— Yazılı Alıştırma A —
İslâmî eğitim üzerine olan metinde "İslâmî eğitimin mebdei, yani" sözlerinden "birer eğitim mekânıdır." sözlerine kadar uzanan her şeyi hiçbir değişiklik yapmadan aynen aktarın.
— Yazılı Alıştırma B —
İslâmî eğitim ve eğitim mekânları üzerine olan metnin devamını, son cümlesinden sonra gelecek şekilde getirin.

— Belge Metni —
══════════════════════════════

“… Rahman’ın yaratışında hiçbir uyumsuzluk göremezsin. Bir kere daha bak! Hiçbir düzensizlik görüyor musun?
Sonra (düzensizlik aramak için) tekrar tekrar bak; bakışların âciz ve bitkin hâlde sana dönecektir.” (Mülk Sûresi 4-5)
İslam, ilâhi bir nizamdır; Allah celle celâlühü’nün her eseri gibi, mükemmel bir bütündür. Kâinatta nasıl ki tutarsızlık bulmak mümkün değilse İslam’da da çelişkiler bulmak mümkün değildir. Kainattaki her şey nasıl ki bütünün bir parçası ve bütünün kendi işlevini yerine getirmesinde bir vazifeye sahipse İslam’da da her unsur, bütünün bir parçasıdır ve bütünün kendi büyük işlevini yerine getirmesinde bir vazifeye sahiptir.
İslâmî eğitim, İslam’ın işlevini yerine getirmesinde merkezî bir unsurdur, yol göstermekte, vahyedileni öğrenmeyi de içine aldığından adeta Güneş gibidir.
Nasıl ki Güneş söndüğünde dünya hem karanlığa bürünür hem nebat vermemeye başlar, var olan gıdalar da çürür, insanlar açlıktan ölür. İslâmî eğitim de kaybolup gittiğinde Müslümanlar karanlıkta kalır, önünü göremez, İslâmî bilgiler unutulur, eserler çürür ve Müslümanlar yeryüzünden silinip gider.
Dolayısıyla nasıl ki yeryüzünde hayatın idamesi Güneşin varlığına bağlı ise İslâmî bir hayatın devamı da İslâmî bir eğitimin devamına bağlıdır.
Nasıl ki bir bitkinin sağlıklı büyümesi güneş ışığını almasını gerektiriyorsa bir Müslüman evladının iyi gelişmesi de iyi bir İslâmî eğitim almasına bağlıdır.
O evladın toprağı, temiz bir ortam; suyu zikir; havası edeptir. Bu unsurlar tamamlandığında ortaya insan-ı kâmil çıkar inşaallah.
MESCİD-İ NEBEVÎ’DEN KALAN BİR SÜNNET
İslâmî eğitimin icrası, hiç kuşkusuz mekân ister.
Mekân bağlamında İslâmî eğitimin merkezi ise mesciddir/camidir. Zaman içinde hangi kurumlar gelişirse gelişsin cami, İslâmî eğitimde yer sahibi olmaya devam etmiştir.
İslâmî eğitimin mebdei, yani başlangıç noktası, vahyin gelmeye başladığı zamandır. O noktada Hz. Resûl-i Ekrem salallahü aleyhi vesellem’in eğitim mekânı önce evidir, sonra Kaʿbetü’llâh’tır. Kaʿbe’de eğitim mümkün olmayınca beşerden gelen hiçbir engeli aşılmaz görmeyen Hz. Resûl-i Ekrem, kırları ve Dârü’l-Erkâm’ı eğitim mekânı olarak kullanmıştır. Mekke günlerinde Dârü’l-Erkâm’ın yanında Müslümanların evleri de birer eğitim mekânıdır.

══════════════════════════════

— Sağlanan Veriler —
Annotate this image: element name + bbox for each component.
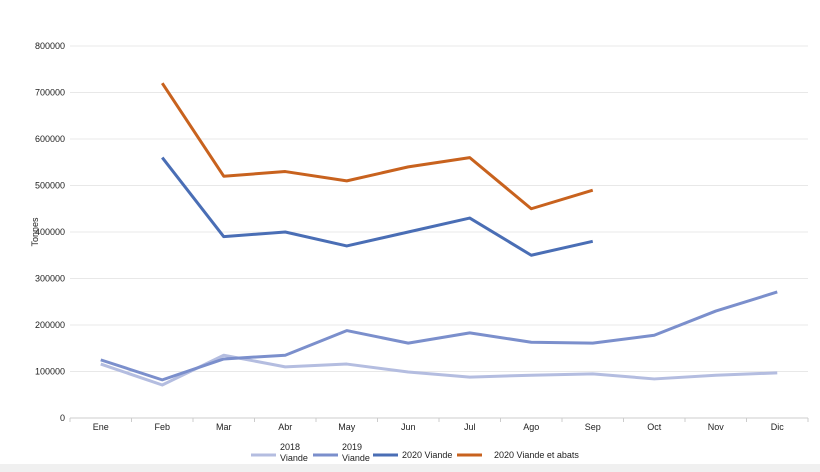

══════════════════════════════

— Yazılı Yanıt A —
İslâmî eğitimin mebdei, yani başlangıç noktası, vahyin gelmeye başladığı zamandır. O noktada Hz. Resûl-i Ekrem salallahü aleyhi vesellem’in eğitim mekânı önce evidir, sonra Kaʿbetü’llâh’tır. Kaʿbe’de eğitim mümkün olmayınca beşerden gelen hiçbir engeli aşılmaz görmeyen Hz. Resûl-i Ekrem, kırları ve Dârü’l-Erkâm’ı eğitim mekânı olarak kullanmıştır. Mekke günlerinde Dârü’l-Erkâm’ın yanında Müslümanların evleri de birer eğitim mekânıdır.

— Yazılı Yanıt B —
Hicret zorunluğu oluşup Medine-i Münevvere’ye geçildiğinde İslâmî eğitimin merkezi hiç kuşkusuz Mescid-i Nebevî’dir. Hicrî Takvimde esas alındığı üzere İslam’ın iktidar çağı Medine günleri ile başlar. İşte o günler ile birlikte camiden aynı zamanda bir eğitim kurumu olarak istifade etmek, Hz. Resûl-i Ekrem’in Müslümanlarca hiçbir zaman yok sayılmayan bir sünneti olarak var olmuştur.
İnsanın yaradılış gayesi Allah’a kulluktur: “Ben cinleri ve insanları, başka değil, sırf bana kulluk etsinler diye yarattım.” (Zariyât 56)
Kulluğun özü ibadettir. İslâm’ın bütün emirleri ibadet çerçevesindedir. “İlim edinmek” anlamında eğitim; kişiyi kulluğa, ibadetin gaye ve mahiyetine götüren ışıktır.
O hâlde eğitimin yolunun camiden geçmesi gerekir, diyeceğiz. Öyle değil. Bu; ibadeti teferruat ve hayatın bir süsü, bir eki gibi tasavvur eden çağdaş/seküler bir yaklaşımdır. İslam’da cami, eğitimin yolunun geçtiği yer değil, eğitimin çekirdek mekânıdır. Bu mahiyette ona en yakın mekân ailedir.
Müslüman bir toplumun eğitiminde bu iki mekânın eğitim için kullanılması, Hz. Resûl-i Ekrem’in mütevâtir bir sünneti olarak kesinlikle vazgeçilmezdir. Onun insanları eğitim yolculuğunda, ev ile cami arasında mutlak bir bağ vardır. İslam’da kişinin hayatı ailede başlar, oradan camiye geçer, sonra kişi dünya ve cami bütünlüğü içinde yaşar, nihayetinde ceset olarak son yolculuğunda yine camiye veya aynı bağlamda namazgaha getirilir.
Müslüman, camiyi hiçbir zaman salt, namaz kılma yeri olarak görmez. Cami, hep aynı zamanda İslam’ın öğrenildiği mekândır ve İslam’dan öğrenilenin tatbik edildiği mekândır. O mekâna eklenen eğitim mekânları, asla caminin alternatifi değildir. Hepsi, kulluk vazifesini yerine getirmeye dönük yapılar olarak caminin işlevine hizmet eden kurumlardır.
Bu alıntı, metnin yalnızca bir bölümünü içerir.